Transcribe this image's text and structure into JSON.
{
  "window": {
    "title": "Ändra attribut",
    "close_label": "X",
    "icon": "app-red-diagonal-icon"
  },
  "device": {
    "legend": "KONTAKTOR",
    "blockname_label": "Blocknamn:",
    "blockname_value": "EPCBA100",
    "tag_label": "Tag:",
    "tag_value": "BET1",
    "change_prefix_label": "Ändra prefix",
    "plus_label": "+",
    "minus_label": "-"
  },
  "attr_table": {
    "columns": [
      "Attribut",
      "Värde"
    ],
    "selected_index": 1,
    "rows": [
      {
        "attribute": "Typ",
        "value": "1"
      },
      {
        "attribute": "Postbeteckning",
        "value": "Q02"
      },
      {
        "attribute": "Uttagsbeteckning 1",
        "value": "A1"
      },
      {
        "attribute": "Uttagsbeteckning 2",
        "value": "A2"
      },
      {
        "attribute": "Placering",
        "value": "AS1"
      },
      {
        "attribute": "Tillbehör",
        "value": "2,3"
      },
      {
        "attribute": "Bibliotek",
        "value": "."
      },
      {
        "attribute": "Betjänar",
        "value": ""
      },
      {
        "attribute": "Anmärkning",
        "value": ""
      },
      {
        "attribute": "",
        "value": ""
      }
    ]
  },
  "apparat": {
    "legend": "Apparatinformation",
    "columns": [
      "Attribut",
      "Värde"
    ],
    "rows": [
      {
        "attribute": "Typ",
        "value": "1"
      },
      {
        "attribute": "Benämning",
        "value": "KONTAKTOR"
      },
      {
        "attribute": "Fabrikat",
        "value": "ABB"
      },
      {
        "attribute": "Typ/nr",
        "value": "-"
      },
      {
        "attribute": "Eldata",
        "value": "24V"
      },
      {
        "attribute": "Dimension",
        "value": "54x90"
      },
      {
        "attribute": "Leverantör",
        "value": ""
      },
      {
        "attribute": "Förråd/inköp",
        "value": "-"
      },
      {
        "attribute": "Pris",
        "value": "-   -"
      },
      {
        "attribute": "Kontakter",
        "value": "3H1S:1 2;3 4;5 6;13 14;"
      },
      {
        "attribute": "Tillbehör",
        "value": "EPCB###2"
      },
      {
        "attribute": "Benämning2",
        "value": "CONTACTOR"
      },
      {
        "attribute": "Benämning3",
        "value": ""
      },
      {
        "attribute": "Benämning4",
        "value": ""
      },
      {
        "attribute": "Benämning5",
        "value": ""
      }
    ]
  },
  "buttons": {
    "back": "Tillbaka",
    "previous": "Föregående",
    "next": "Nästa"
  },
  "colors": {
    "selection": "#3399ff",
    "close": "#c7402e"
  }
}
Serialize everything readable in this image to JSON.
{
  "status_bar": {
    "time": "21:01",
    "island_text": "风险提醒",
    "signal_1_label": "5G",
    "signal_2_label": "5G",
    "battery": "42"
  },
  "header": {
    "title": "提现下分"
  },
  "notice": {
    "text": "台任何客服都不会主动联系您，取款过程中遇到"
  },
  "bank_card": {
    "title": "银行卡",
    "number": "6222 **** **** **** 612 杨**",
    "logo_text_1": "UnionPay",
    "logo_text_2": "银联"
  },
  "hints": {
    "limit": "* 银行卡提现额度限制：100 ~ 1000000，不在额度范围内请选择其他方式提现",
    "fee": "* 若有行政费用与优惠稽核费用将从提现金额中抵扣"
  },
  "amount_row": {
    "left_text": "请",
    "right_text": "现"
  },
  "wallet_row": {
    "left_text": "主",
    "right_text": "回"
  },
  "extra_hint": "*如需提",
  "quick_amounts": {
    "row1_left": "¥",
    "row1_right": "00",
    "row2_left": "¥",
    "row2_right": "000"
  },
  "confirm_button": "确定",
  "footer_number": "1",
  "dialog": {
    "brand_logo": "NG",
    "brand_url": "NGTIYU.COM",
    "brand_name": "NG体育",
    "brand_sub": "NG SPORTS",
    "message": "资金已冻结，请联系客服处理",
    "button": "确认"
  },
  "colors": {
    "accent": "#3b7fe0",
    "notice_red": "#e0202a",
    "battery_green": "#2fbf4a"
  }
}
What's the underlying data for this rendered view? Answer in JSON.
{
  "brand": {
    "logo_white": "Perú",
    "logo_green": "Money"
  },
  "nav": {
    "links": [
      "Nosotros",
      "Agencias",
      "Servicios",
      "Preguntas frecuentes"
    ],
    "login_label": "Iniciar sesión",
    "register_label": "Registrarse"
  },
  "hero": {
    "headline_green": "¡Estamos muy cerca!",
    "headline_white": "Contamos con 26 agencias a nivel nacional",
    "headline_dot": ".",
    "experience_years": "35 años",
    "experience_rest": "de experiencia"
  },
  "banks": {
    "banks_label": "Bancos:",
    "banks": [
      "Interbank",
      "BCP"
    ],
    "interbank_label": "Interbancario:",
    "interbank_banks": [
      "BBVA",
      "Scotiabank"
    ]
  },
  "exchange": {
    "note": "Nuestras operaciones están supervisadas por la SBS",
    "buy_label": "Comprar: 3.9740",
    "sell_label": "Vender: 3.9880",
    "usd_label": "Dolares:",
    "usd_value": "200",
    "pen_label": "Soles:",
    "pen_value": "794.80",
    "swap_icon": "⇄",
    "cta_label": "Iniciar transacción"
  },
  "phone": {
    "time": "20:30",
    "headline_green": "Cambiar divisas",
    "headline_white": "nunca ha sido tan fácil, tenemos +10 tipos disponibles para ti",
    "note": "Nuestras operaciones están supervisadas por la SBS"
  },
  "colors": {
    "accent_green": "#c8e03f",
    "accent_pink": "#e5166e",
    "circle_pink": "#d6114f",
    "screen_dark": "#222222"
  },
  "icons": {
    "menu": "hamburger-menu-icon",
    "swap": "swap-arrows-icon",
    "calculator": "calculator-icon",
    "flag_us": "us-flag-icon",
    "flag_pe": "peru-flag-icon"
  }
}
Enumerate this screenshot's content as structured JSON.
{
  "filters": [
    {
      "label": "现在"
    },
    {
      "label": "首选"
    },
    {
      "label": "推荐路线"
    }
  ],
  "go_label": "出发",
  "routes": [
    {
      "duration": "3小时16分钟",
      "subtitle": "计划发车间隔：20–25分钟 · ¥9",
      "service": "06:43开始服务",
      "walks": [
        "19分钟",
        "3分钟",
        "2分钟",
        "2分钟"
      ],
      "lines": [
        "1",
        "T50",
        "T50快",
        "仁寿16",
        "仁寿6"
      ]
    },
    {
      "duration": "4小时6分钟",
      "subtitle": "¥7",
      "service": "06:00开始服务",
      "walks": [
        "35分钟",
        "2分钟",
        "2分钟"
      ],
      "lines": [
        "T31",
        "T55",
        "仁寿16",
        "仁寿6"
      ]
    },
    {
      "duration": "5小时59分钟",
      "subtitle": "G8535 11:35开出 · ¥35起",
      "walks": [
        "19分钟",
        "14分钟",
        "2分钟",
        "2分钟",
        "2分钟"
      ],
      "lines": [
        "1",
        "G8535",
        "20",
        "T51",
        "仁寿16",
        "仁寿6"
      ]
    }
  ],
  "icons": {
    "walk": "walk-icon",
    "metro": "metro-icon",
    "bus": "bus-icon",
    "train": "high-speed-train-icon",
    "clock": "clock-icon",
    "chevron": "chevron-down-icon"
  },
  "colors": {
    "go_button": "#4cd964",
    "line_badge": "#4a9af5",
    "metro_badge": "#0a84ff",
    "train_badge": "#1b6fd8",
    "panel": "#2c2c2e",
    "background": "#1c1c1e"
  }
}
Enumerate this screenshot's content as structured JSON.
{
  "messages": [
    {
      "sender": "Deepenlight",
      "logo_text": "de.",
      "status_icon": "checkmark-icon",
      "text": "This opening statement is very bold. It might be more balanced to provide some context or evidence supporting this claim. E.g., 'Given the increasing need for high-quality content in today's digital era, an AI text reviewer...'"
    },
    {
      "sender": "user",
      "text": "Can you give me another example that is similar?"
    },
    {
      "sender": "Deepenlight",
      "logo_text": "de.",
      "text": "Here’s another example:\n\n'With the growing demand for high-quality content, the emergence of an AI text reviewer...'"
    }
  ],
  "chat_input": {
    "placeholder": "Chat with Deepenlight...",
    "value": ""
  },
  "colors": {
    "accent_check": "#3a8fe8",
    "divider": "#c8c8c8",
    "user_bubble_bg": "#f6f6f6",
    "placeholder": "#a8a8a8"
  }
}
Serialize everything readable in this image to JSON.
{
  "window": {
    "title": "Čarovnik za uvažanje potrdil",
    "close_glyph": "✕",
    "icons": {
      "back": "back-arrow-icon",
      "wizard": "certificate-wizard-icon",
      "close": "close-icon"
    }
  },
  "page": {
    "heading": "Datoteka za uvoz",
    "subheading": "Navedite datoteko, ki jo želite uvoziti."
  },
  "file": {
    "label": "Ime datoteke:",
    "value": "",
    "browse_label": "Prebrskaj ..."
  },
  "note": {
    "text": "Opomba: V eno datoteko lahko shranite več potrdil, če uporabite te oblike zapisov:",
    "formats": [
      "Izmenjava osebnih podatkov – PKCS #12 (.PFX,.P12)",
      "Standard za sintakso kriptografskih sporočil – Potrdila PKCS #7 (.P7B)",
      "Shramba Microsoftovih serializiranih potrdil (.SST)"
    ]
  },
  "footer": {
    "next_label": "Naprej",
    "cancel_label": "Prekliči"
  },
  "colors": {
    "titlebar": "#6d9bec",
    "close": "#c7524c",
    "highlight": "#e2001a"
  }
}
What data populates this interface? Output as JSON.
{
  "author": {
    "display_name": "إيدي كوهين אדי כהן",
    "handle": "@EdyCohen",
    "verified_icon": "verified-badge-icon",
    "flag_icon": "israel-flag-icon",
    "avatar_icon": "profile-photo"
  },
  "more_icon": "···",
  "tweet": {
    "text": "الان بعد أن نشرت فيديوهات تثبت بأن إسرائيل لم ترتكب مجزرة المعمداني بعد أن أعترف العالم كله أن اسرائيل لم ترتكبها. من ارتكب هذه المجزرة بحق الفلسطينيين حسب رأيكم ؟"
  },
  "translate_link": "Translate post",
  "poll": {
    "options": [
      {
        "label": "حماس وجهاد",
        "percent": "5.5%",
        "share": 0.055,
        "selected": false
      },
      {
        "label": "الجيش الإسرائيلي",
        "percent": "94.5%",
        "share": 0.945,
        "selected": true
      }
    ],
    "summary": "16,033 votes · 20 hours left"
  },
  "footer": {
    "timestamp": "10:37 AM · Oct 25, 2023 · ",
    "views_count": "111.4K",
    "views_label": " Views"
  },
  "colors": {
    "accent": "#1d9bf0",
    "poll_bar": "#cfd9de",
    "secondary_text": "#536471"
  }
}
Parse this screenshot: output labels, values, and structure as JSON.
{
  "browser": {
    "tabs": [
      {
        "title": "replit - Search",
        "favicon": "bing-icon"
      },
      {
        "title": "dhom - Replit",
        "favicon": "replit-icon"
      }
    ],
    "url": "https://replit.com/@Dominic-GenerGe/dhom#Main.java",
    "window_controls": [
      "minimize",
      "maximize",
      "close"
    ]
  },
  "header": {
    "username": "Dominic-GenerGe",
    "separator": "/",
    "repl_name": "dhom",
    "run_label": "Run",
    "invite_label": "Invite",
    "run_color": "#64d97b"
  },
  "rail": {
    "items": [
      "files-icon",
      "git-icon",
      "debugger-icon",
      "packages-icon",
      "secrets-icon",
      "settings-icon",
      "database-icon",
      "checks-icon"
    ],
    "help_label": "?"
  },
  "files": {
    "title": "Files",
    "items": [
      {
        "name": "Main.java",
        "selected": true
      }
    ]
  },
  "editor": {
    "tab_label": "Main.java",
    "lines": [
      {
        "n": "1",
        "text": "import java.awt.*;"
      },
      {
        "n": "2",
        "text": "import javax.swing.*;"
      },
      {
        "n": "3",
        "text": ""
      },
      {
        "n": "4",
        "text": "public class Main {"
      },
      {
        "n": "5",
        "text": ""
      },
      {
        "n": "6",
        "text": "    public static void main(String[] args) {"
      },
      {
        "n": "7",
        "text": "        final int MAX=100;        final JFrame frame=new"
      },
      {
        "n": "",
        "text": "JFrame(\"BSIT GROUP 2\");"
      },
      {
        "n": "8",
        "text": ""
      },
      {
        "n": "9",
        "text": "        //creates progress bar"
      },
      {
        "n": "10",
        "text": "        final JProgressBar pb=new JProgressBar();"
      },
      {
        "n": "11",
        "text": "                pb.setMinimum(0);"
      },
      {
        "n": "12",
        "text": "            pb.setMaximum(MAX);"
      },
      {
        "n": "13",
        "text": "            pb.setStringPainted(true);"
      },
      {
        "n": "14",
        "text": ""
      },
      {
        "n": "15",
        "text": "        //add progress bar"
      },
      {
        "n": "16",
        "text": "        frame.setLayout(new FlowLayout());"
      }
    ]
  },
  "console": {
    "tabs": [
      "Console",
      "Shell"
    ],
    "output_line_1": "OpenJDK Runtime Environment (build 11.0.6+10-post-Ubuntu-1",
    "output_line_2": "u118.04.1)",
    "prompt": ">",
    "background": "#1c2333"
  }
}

--- What is being asked ---
Copy every line that includes the string "import" from the material above.

--- Written reply ---
        "text": "import java.awt.*;"
        "text": "import javax.swing.*;"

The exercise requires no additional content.